* [Direction]: Copy out each line of the data that holds the word "this".

-------------------------

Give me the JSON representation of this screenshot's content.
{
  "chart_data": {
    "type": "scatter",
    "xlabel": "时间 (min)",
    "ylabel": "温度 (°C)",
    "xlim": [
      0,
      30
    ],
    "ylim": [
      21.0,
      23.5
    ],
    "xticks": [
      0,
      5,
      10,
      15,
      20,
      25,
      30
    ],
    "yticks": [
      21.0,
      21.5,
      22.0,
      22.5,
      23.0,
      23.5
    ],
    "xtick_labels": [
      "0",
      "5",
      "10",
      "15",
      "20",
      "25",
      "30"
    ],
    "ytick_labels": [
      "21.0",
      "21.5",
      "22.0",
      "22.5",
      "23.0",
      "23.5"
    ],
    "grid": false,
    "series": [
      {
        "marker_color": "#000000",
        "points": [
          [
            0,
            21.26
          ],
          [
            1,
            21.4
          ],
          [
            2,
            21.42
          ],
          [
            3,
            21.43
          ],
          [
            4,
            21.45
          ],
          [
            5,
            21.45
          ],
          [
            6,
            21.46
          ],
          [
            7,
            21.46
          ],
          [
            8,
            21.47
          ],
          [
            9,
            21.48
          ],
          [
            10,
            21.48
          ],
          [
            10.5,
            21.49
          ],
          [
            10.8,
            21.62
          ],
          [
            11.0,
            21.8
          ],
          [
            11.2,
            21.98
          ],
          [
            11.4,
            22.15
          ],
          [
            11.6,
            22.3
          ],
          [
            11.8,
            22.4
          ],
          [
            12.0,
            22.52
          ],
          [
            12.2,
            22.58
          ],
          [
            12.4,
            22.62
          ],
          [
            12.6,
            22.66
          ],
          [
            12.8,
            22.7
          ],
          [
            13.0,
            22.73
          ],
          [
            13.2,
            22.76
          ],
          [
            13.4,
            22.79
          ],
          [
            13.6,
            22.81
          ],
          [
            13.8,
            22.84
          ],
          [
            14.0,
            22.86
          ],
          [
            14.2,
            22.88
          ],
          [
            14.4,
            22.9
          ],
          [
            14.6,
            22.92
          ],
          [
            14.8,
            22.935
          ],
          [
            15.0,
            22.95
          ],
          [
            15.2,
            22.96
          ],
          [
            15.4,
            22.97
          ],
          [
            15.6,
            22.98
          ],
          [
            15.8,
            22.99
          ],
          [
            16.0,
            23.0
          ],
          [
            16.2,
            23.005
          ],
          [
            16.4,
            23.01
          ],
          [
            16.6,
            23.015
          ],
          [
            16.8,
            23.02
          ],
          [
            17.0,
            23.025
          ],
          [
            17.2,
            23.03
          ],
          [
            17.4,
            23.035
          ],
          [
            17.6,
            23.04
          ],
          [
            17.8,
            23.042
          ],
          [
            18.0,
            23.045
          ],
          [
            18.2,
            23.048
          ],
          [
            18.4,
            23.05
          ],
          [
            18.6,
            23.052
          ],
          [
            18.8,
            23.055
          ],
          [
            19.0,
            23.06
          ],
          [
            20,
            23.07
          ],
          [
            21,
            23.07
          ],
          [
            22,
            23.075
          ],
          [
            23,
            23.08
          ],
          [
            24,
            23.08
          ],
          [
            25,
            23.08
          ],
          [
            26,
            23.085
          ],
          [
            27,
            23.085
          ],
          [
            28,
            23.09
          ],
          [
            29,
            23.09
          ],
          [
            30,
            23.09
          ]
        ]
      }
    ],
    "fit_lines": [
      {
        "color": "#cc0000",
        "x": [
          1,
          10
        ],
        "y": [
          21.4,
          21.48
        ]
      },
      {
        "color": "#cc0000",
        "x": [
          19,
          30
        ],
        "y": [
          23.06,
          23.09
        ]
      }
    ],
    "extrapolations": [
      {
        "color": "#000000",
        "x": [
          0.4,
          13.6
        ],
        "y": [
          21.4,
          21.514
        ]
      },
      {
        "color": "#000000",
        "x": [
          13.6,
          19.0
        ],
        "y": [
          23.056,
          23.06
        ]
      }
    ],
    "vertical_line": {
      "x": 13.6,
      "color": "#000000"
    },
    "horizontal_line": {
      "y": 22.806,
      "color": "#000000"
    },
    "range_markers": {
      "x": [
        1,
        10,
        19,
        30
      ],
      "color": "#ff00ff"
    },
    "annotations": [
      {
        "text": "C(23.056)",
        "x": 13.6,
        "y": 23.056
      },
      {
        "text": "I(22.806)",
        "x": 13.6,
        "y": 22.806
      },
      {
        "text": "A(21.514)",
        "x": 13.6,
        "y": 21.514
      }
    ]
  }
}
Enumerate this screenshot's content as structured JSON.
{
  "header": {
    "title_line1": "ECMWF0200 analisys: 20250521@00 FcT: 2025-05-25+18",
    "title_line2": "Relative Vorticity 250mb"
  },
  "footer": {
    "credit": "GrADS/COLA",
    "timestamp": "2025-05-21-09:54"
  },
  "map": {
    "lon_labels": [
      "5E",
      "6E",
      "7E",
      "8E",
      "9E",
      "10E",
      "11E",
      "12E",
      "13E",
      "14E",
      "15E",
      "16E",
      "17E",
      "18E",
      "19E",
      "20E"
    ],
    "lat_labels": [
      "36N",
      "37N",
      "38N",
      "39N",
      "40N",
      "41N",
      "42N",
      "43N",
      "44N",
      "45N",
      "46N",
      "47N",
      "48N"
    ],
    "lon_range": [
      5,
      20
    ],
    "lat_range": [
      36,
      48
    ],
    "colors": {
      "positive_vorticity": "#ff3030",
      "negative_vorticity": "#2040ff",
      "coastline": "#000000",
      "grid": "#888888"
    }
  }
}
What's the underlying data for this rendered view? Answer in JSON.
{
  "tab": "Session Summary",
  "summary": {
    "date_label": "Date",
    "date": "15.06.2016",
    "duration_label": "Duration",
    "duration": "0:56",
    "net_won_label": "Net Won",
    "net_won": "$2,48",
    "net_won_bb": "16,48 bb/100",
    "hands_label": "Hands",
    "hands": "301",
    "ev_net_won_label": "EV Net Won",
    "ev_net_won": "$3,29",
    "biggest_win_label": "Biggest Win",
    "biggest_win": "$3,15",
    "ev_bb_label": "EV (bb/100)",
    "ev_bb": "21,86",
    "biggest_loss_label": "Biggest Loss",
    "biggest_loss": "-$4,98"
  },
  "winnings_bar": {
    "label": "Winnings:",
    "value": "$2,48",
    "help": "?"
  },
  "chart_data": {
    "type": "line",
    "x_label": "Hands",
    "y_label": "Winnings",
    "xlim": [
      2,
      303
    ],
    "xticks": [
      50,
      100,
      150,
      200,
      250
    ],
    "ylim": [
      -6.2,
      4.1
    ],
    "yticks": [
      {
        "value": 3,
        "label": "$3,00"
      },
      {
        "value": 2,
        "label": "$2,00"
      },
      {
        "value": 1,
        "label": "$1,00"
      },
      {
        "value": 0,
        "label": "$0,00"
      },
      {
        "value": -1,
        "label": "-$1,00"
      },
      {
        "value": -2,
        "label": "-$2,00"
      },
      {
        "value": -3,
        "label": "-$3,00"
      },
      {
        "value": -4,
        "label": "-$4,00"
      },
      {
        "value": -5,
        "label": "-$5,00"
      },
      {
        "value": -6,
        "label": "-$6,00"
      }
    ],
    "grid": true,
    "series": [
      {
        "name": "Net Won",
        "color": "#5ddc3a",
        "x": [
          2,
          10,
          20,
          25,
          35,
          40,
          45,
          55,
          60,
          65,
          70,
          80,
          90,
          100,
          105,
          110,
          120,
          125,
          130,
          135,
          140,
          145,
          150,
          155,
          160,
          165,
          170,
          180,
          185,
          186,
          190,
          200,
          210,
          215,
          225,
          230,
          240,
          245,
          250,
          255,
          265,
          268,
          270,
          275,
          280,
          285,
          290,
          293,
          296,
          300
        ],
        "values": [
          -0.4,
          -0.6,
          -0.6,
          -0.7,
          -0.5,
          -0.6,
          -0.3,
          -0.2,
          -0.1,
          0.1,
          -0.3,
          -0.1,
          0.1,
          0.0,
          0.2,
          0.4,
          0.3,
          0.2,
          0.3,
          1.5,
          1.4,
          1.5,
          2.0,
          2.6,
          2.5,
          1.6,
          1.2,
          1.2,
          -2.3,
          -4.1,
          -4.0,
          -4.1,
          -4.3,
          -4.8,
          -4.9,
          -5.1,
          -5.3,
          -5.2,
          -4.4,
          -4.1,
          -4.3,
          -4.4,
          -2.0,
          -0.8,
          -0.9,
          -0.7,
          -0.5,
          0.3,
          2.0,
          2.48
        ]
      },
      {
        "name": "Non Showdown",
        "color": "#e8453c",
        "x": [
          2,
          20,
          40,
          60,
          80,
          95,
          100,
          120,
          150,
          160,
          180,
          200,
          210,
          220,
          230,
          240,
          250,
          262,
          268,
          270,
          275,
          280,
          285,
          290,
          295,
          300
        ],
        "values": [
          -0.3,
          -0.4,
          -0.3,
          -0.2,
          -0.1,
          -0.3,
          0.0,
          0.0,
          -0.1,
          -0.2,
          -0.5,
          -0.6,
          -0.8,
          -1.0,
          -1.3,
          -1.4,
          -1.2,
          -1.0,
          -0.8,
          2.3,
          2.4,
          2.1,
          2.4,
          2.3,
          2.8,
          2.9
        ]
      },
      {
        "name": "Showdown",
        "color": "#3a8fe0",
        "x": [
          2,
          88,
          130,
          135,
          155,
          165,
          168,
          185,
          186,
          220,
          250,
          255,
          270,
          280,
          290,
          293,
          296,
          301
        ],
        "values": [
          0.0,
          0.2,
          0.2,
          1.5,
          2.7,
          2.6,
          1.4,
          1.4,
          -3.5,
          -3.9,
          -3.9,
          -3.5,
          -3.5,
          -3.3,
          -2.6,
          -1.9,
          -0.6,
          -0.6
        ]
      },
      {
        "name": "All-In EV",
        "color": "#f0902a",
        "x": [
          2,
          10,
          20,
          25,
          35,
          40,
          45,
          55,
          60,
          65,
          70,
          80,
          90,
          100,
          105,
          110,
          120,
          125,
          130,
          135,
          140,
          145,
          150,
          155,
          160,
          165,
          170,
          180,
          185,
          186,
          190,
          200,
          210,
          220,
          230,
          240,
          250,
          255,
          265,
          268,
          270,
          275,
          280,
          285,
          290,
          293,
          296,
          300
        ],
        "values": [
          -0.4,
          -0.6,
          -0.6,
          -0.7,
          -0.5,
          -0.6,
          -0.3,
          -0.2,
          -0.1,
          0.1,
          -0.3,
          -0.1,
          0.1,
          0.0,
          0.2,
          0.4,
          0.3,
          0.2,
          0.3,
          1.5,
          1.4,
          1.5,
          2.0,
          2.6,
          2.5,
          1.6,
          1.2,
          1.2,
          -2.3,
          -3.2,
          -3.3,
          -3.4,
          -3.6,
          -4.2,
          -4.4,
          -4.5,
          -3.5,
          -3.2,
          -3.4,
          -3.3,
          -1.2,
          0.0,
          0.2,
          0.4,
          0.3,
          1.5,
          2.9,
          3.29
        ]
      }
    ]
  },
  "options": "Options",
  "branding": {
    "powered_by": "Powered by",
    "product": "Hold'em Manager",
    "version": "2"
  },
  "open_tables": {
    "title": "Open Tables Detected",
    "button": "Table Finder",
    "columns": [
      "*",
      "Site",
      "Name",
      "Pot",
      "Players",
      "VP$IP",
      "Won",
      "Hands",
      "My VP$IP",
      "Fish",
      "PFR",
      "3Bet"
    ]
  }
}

-------------------------

* [Problem solution]:
Give me the JSON representation of this screenshot's content.
Enumerate this screenshot's content as structured JSON.
What's the underlying data for this rendered view? Answer in JSON.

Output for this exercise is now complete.